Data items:
· · · · ·
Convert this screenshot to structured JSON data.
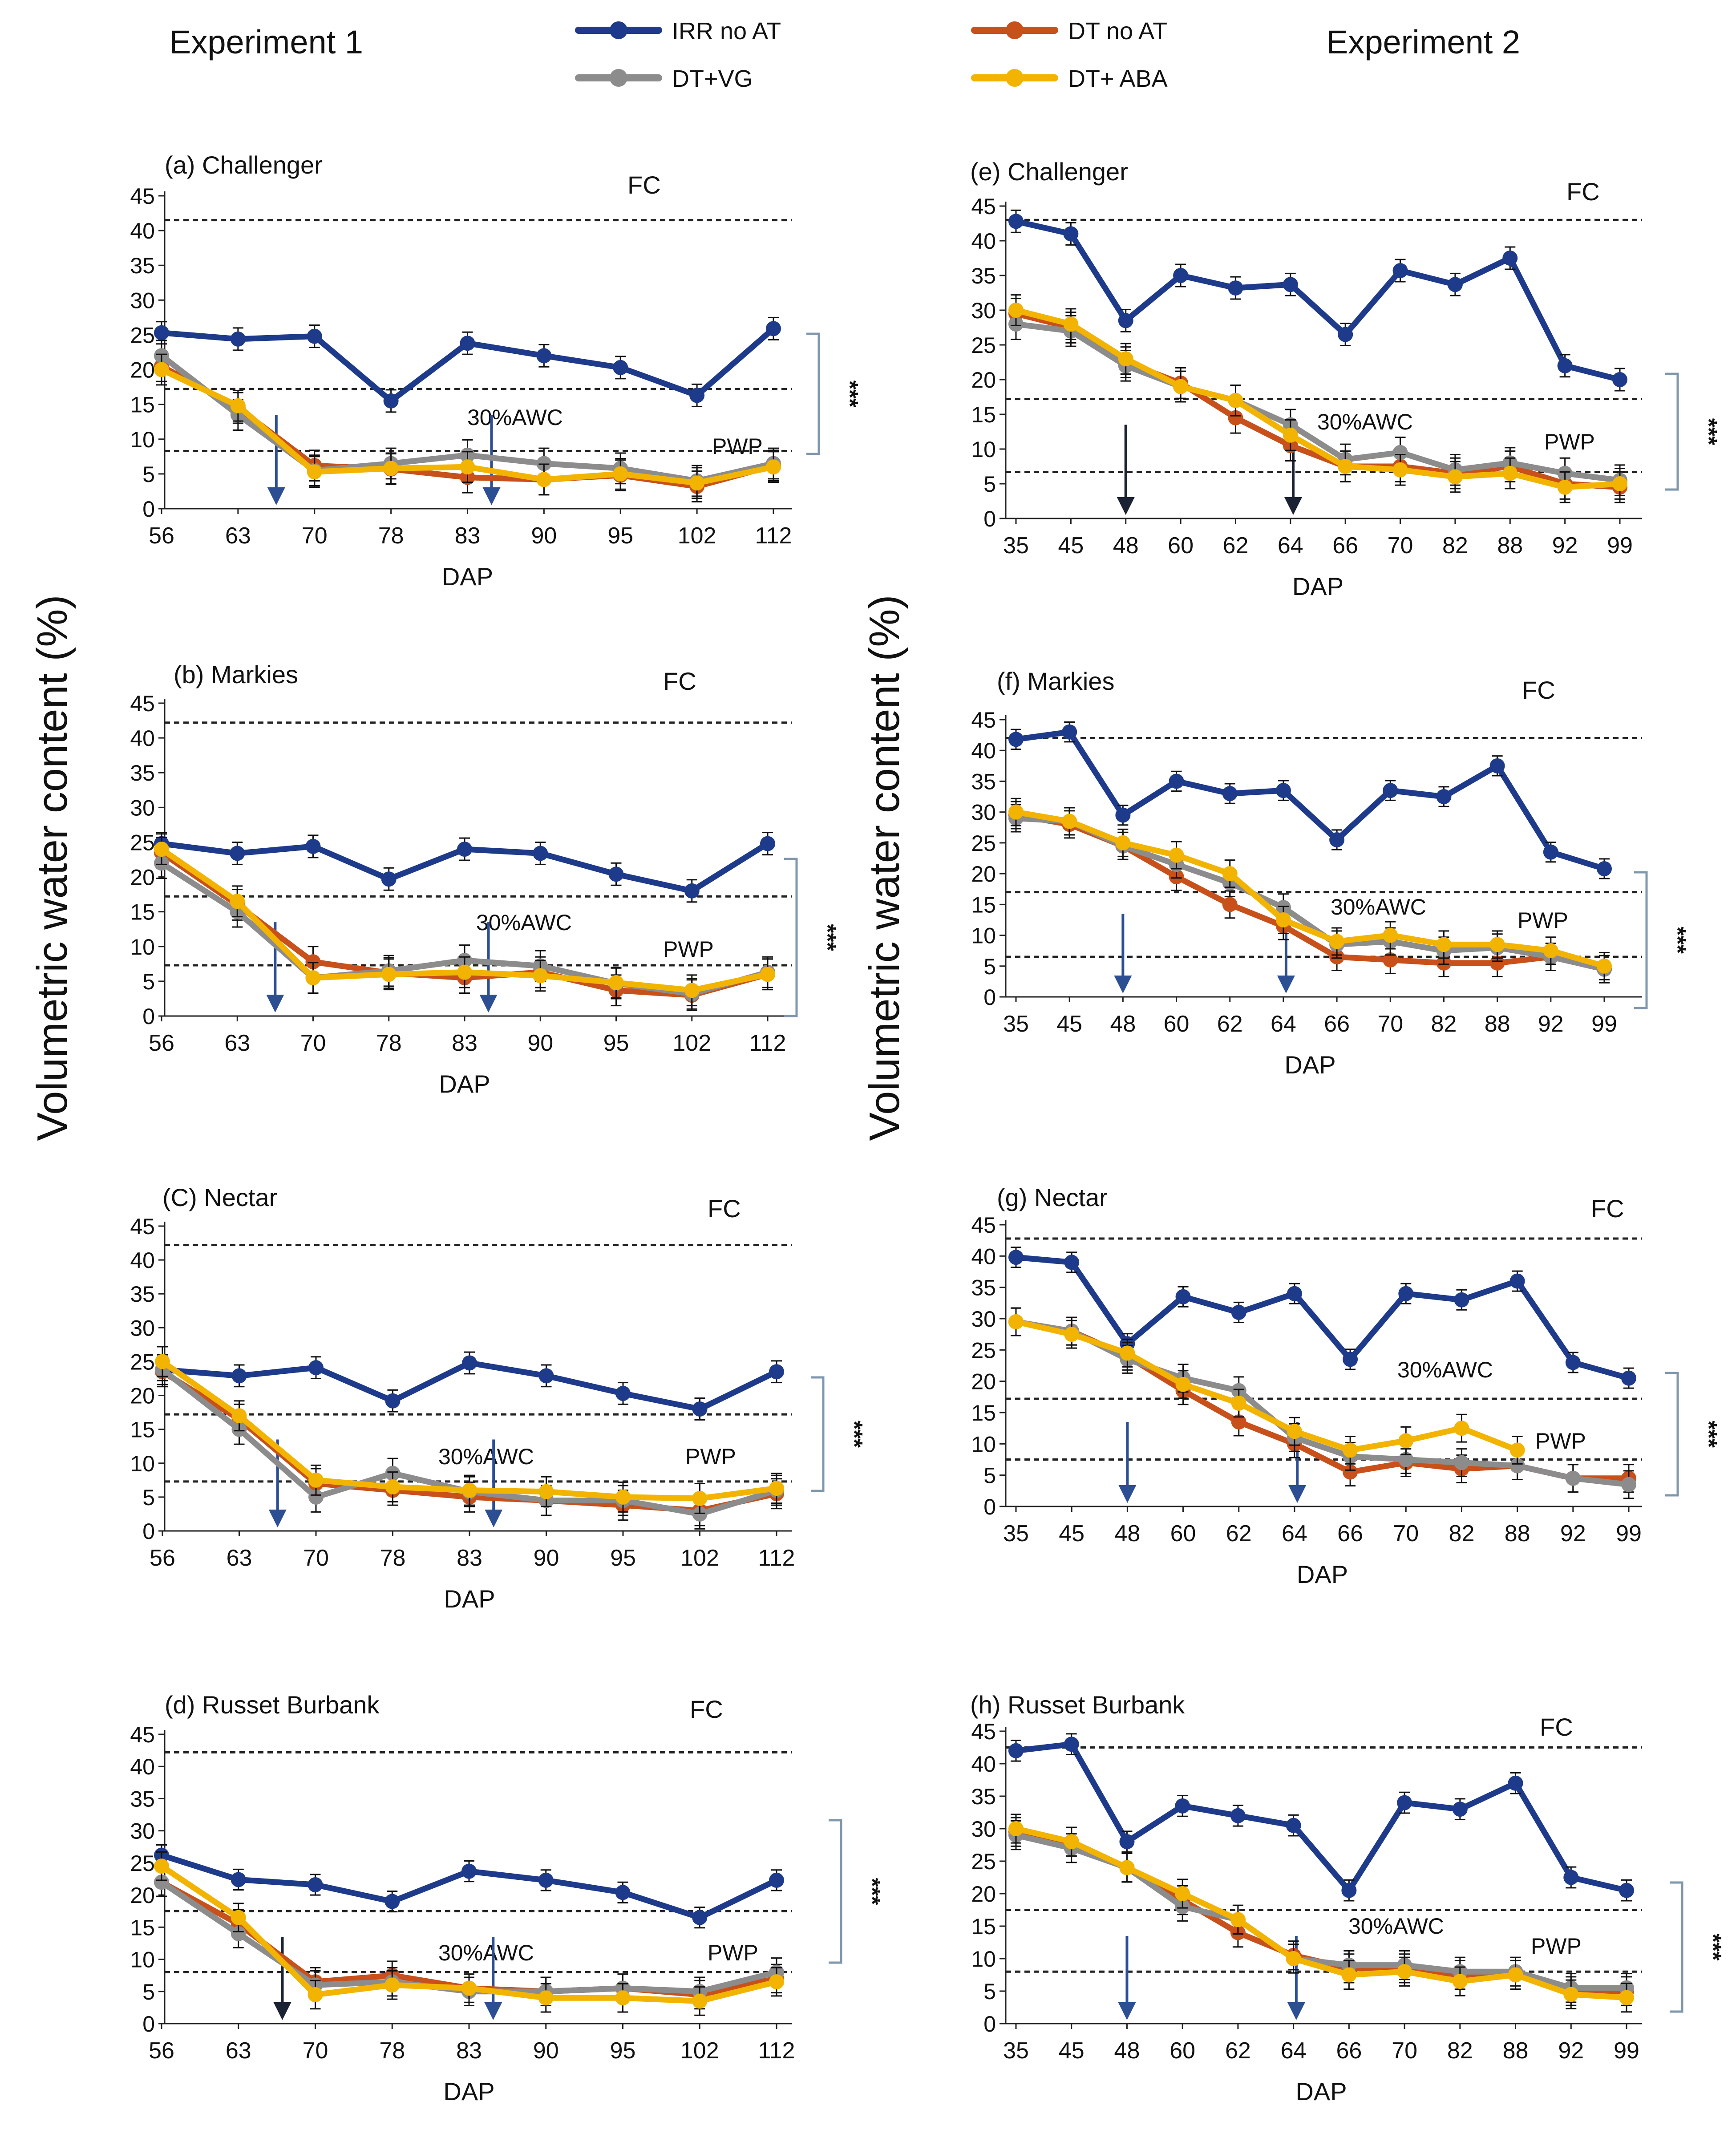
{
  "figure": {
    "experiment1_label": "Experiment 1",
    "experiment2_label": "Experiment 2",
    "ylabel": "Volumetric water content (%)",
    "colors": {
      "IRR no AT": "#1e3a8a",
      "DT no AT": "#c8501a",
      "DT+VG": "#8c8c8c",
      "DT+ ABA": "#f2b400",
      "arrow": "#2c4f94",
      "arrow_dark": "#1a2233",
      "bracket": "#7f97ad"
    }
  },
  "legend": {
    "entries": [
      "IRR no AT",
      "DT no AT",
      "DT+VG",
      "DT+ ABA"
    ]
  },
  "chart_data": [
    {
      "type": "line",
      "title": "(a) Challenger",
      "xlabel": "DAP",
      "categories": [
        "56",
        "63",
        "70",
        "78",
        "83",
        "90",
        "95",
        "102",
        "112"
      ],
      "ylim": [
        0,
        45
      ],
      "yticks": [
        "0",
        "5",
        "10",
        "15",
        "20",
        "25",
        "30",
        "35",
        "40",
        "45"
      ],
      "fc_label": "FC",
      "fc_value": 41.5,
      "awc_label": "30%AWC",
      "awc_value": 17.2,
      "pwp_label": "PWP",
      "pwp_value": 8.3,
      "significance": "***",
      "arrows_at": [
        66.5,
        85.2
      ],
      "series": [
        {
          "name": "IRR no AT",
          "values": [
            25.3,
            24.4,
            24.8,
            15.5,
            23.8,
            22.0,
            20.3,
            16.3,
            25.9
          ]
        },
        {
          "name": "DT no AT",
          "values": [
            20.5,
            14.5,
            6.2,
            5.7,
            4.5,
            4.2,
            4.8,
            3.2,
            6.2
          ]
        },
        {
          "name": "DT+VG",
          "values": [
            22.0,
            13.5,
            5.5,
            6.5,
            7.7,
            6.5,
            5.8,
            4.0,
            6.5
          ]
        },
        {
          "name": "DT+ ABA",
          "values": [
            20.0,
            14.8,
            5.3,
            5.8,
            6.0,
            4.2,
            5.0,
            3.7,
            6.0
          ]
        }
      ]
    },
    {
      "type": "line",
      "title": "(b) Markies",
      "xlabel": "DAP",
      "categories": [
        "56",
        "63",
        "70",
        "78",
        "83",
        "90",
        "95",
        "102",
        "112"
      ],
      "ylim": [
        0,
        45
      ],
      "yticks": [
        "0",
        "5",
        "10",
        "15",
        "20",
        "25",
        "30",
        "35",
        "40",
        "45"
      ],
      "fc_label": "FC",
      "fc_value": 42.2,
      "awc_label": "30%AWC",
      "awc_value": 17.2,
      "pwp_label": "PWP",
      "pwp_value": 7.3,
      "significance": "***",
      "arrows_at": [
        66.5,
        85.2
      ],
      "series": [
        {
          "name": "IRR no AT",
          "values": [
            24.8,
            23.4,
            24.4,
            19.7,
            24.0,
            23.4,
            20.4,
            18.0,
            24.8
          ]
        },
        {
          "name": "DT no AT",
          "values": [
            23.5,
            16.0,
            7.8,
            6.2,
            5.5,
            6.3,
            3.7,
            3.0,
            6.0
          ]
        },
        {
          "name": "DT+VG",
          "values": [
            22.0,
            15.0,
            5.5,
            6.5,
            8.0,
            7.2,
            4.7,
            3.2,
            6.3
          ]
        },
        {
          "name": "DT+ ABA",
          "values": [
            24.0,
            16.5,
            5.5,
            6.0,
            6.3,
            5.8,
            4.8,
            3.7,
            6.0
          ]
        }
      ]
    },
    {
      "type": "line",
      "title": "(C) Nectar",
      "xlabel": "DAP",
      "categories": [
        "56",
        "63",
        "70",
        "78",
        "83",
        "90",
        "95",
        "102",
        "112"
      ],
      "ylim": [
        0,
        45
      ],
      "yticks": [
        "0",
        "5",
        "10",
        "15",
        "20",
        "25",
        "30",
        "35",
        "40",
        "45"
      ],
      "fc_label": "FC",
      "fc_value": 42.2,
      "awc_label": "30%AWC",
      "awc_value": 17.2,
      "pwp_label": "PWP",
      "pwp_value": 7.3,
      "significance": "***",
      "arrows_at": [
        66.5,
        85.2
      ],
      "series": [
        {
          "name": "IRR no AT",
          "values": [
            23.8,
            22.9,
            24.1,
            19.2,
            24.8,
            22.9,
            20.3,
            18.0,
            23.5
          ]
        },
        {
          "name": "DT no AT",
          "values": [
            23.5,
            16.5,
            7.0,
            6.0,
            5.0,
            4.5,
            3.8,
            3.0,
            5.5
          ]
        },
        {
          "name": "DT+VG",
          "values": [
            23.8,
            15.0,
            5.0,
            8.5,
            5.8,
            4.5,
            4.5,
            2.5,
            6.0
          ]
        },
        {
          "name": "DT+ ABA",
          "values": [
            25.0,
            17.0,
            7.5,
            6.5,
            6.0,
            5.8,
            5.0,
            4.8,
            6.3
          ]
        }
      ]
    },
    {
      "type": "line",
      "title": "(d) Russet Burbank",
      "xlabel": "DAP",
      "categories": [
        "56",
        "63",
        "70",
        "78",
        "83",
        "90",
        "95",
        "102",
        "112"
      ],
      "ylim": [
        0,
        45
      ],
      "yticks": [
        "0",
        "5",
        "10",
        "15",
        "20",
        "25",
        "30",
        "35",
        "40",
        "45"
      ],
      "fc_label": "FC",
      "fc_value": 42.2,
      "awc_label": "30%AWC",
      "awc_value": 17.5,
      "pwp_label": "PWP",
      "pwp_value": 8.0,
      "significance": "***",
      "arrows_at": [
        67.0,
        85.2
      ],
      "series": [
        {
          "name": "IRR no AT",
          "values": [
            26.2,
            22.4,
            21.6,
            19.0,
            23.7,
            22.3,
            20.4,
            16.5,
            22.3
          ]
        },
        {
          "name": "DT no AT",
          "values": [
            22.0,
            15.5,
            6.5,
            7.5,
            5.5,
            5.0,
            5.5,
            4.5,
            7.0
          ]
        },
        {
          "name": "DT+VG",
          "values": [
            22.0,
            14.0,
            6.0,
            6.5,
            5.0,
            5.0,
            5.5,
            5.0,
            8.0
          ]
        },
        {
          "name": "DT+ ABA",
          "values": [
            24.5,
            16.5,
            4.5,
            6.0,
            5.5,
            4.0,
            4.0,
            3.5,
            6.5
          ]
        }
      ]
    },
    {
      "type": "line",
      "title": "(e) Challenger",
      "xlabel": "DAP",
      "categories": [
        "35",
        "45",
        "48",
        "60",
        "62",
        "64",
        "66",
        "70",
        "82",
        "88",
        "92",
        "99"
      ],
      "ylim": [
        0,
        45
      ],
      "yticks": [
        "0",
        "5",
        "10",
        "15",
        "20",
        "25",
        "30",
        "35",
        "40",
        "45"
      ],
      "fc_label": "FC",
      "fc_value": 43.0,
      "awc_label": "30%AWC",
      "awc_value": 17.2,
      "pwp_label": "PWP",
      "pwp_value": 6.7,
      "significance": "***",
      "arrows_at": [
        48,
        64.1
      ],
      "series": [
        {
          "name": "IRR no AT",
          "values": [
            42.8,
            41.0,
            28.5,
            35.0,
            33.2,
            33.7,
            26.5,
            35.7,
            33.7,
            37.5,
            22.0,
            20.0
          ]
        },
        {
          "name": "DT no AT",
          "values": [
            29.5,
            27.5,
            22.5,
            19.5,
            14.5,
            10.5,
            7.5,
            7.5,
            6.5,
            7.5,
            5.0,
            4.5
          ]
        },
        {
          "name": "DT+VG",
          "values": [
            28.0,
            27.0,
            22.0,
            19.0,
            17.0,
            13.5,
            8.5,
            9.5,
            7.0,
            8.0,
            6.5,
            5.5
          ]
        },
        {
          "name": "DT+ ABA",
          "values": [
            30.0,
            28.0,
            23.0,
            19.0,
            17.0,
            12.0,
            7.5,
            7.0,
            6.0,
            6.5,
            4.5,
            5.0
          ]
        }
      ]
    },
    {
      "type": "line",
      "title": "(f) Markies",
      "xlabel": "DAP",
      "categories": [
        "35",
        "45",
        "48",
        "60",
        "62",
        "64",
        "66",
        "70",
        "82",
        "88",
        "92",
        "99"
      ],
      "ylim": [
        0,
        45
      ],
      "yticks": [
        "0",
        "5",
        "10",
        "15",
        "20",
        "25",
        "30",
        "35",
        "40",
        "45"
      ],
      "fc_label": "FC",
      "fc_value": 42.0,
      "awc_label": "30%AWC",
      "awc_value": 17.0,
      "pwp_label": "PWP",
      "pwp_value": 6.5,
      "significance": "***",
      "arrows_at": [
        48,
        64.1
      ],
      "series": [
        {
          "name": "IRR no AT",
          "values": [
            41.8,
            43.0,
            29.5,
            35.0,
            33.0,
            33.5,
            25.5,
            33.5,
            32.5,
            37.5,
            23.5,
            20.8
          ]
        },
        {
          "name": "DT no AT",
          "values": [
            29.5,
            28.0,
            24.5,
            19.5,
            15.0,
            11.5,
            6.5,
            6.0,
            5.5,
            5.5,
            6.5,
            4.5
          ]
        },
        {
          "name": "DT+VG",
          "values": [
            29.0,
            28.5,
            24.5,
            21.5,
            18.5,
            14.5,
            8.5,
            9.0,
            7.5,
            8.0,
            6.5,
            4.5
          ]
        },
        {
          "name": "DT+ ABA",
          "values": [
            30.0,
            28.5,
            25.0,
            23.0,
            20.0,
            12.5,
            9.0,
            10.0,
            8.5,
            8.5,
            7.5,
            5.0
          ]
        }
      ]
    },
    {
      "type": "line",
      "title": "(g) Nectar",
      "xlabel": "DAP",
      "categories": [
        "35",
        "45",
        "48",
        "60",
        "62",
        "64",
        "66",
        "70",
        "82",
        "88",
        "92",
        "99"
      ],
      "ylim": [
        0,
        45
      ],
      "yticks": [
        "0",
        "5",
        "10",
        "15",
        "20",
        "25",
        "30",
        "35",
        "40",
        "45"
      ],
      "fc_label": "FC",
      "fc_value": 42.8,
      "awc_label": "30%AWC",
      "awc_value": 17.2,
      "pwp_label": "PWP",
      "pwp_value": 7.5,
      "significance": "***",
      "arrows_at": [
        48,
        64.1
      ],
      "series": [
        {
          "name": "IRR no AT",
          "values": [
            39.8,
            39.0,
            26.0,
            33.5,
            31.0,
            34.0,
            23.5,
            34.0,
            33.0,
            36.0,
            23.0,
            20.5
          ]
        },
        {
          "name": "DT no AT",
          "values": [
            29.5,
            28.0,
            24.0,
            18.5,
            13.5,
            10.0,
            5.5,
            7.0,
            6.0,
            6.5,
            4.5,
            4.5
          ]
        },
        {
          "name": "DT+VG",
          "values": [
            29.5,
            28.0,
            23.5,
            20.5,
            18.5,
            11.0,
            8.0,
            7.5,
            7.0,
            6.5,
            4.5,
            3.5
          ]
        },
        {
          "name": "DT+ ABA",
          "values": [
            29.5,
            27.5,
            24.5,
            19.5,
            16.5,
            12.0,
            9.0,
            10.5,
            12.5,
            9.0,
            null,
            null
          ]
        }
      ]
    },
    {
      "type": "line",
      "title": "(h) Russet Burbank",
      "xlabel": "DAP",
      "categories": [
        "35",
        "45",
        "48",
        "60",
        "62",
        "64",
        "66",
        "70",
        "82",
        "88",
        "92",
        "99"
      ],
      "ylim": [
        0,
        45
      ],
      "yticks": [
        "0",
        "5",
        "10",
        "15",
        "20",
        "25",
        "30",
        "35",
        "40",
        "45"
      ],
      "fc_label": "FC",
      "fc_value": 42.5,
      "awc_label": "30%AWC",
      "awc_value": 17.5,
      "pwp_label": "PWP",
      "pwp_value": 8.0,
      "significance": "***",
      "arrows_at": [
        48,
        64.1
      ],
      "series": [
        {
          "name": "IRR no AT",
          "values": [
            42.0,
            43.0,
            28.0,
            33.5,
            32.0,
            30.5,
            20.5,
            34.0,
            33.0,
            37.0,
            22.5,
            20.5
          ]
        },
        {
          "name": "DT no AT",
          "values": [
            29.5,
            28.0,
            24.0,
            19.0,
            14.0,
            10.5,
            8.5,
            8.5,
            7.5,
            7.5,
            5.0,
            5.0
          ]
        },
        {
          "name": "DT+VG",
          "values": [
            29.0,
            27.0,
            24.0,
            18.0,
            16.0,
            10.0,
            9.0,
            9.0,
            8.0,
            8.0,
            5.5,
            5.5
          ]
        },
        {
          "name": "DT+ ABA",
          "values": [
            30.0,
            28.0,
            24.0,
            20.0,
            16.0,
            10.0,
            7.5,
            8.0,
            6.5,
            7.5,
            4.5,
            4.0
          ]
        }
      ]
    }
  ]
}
· · · · ·
EXERCISE: Lines that include the word "Challenger" — how many are there in the data? Answer with the number alone.

RESPONSE BELOW: 2